Edit the items starting at the first one and ending at the line that contains "candle[interactable] xyxy=(363,431,386,468)" by changing "candle-body" to "candle-fill", and leave every other part of those lines unchanged.

>> BEGIN PROVIDED INFORMATION

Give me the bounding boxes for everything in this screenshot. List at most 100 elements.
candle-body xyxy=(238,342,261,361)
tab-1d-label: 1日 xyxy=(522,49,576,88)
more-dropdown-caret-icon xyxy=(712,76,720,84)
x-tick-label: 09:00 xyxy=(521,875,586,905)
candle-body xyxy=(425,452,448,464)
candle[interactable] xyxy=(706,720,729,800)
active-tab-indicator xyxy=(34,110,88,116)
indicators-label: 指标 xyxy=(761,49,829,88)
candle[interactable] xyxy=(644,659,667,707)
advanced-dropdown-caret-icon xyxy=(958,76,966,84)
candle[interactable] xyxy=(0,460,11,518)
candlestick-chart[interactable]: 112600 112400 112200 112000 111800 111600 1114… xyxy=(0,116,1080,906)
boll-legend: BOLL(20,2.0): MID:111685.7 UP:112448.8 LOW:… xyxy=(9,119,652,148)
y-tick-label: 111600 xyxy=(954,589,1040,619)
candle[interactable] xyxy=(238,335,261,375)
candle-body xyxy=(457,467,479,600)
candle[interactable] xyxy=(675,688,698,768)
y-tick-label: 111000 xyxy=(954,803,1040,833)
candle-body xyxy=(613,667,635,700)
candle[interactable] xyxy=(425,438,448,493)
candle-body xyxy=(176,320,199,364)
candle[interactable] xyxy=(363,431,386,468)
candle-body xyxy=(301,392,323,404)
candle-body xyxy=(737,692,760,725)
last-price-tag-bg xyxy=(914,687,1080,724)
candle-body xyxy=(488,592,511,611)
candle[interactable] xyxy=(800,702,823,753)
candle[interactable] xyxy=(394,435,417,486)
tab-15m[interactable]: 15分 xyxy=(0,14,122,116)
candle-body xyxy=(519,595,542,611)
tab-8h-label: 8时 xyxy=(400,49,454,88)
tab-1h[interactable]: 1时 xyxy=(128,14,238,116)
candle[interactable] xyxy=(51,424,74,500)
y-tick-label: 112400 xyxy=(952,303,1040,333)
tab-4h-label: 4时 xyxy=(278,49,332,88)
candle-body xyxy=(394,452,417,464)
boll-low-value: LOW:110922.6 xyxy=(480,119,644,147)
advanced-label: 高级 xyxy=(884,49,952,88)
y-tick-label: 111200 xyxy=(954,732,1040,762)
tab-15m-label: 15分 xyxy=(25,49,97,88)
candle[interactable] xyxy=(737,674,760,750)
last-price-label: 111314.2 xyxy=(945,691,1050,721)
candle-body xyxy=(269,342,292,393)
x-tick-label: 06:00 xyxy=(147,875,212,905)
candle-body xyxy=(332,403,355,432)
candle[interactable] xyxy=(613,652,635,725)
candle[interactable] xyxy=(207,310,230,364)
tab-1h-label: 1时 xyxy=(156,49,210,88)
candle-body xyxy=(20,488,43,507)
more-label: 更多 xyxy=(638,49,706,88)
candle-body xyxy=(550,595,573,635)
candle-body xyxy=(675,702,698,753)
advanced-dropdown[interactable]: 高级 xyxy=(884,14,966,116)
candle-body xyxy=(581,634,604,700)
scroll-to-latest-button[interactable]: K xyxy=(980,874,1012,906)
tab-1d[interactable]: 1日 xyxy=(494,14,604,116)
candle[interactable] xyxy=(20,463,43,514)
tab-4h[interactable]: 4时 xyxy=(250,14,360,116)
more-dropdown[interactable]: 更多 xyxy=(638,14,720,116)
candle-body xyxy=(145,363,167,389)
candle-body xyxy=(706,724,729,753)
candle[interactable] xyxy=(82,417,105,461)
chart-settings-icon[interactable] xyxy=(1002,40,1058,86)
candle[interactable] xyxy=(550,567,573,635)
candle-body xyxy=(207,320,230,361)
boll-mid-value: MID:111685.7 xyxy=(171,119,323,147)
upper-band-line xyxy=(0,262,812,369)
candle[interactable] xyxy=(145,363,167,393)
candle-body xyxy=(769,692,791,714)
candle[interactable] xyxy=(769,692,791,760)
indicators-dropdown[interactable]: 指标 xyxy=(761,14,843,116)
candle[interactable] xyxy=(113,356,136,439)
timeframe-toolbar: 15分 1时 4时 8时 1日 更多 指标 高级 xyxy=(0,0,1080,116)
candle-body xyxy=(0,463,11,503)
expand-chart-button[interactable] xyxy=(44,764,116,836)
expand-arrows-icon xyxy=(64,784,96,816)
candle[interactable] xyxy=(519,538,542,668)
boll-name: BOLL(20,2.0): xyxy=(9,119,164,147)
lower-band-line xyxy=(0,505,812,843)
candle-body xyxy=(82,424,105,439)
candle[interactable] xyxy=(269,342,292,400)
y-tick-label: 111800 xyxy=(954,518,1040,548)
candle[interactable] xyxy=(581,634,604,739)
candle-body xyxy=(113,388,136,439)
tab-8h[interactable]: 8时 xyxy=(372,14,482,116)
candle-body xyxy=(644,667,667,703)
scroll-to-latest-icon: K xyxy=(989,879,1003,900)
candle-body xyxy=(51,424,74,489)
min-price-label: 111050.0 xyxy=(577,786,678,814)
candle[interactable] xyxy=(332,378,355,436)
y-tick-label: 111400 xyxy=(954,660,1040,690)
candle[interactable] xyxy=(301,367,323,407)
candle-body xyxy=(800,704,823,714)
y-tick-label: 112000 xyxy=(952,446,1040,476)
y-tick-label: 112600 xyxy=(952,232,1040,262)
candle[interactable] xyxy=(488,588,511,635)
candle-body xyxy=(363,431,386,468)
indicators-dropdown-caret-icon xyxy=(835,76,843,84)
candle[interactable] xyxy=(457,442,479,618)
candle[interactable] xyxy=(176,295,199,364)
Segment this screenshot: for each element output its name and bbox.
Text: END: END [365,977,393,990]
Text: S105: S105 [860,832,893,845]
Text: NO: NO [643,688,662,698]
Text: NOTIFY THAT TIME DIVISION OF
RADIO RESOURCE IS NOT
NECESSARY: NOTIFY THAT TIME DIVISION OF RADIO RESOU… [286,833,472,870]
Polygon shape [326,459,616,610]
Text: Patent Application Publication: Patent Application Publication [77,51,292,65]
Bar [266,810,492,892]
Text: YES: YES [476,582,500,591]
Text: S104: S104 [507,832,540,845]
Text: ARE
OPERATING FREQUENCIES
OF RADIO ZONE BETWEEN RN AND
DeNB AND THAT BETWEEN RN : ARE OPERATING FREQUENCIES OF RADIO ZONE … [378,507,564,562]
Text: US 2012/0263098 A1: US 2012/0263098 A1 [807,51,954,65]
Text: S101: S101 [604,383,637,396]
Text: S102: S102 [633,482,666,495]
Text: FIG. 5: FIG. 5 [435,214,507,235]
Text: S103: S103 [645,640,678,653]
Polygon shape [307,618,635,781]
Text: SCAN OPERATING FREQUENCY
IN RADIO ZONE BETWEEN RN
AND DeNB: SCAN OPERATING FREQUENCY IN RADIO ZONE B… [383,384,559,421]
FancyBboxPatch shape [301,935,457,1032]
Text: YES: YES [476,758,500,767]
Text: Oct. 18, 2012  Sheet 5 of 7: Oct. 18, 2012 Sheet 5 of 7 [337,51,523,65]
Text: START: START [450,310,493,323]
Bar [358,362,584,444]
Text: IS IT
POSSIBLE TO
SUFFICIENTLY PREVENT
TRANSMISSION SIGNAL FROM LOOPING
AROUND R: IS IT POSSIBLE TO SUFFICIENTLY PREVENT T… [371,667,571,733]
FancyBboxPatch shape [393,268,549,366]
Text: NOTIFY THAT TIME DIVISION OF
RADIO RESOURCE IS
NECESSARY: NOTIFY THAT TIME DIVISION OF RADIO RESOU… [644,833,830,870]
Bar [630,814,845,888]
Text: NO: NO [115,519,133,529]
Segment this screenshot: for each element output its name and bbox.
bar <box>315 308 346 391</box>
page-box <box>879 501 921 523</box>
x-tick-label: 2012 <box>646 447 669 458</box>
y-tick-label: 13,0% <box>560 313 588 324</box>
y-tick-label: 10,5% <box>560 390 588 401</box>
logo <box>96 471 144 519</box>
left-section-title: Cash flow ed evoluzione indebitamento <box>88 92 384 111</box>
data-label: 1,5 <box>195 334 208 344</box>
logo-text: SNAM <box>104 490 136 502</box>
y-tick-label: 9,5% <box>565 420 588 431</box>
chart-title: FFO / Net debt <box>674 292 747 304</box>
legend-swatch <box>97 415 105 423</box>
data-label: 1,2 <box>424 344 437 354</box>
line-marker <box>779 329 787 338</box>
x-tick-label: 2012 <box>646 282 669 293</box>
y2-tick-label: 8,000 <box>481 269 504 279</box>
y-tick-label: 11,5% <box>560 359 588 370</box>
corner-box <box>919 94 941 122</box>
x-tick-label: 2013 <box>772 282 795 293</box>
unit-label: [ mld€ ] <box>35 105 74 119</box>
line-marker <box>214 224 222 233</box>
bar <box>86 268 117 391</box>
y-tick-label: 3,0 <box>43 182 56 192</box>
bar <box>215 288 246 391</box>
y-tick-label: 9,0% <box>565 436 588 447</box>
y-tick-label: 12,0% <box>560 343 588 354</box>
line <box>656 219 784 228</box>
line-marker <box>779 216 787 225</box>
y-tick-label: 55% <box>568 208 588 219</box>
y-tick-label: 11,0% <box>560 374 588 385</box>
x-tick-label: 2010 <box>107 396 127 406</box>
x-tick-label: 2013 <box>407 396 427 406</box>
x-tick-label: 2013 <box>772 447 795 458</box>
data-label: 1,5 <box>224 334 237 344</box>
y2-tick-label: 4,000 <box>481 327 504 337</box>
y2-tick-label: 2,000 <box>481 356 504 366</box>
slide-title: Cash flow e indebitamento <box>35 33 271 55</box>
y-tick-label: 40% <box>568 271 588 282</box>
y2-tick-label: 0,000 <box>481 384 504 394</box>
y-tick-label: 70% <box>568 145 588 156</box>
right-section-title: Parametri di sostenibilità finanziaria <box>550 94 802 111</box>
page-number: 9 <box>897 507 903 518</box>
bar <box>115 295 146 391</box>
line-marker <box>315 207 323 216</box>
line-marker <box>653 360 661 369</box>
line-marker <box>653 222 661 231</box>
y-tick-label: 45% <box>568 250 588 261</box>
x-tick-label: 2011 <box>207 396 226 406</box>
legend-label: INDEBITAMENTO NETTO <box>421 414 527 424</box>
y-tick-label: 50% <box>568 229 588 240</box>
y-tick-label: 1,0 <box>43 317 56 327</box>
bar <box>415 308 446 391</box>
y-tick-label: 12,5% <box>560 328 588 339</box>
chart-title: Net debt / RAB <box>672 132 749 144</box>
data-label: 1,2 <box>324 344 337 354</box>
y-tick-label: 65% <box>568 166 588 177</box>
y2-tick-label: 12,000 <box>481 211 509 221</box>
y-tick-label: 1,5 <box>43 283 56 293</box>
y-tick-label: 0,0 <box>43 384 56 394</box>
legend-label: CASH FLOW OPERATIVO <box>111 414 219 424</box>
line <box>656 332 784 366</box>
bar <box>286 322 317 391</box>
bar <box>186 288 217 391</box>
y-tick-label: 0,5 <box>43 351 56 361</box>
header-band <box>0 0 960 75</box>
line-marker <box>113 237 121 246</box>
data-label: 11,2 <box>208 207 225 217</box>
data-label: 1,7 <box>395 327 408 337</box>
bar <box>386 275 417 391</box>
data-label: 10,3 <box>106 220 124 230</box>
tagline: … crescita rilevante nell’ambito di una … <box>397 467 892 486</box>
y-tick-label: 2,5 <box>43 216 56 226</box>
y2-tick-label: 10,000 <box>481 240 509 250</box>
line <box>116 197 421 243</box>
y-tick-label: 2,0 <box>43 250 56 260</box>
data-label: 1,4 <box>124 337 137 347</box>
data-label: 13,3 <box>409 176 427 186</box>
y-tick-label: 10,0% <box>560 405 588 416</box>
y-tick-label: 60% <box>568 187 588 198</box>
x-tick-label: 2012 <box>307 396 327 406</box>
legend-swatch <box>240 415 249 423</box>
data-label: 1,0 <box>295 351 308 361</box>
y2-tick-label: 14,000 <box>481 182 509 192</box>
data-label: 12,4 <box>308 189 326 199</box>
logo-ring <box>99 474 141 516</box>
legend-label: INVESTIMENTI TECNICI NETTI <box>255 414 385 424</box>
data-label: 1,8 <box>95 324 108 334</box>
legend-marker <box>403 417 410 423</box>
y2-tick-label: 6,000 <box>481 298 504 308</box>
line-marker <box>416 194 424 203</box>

>> END PROVIDED INFORMATION

> _RESPONSE TO THIS TASK_
Give me the bounding boxes for everything in this screenshot. List at most 100 elements.
candle-fill xyxy=(238,342,261,361)
tab-1d-label: 1日 xyxy=(522,49,576,88)
more-dropdown-caret-icon xyxy=(712,76,720,84)
x-tick-label: 09:00 xyxy=(521,875,586,905)
candle-fill xyxy=(425,452,448,464)
candle[interactable] xyxy=(706,720,729,800)
active-tab-indicator xyxy=(34,110,88,116)
indicators-label: 指标 xyxy=(761,49,829,88)
candle[interactable] xyxy=(644,659,667,707)
advanced-dropdown-caret-icon xyxy=(958,76,966,84)
candle[interactable] xyxy=(0,460,11,518)
candlestick-chart[interactable]: 112600 112400 112200 112000 111800 111600 1114… xyxy=(0,116,1080,906)
boll-legend: BOLL(20,2.0): MID:111685.7 UP:112448.8 LOW:… xyxy=(9,119,652,148)
y-tick-label: 111600 xyxy=(954,589,1040,619)
candle[interactable] xyxy=(238,335,261,375)
candle-fill xyxy=(457,467,479,600)
candle[interactable] xyxy=(675,688,698,768)
y-tick-label: 111000 xyxy=(954,803,1040,833)
candle-fill xyxy=(613,667,635,700)
candle[interactable] xyxy=(425,438,448,493)
candle-fill xyxy=(176,320,199,364)
candle[interactable] xyxy=(363,431,386,468)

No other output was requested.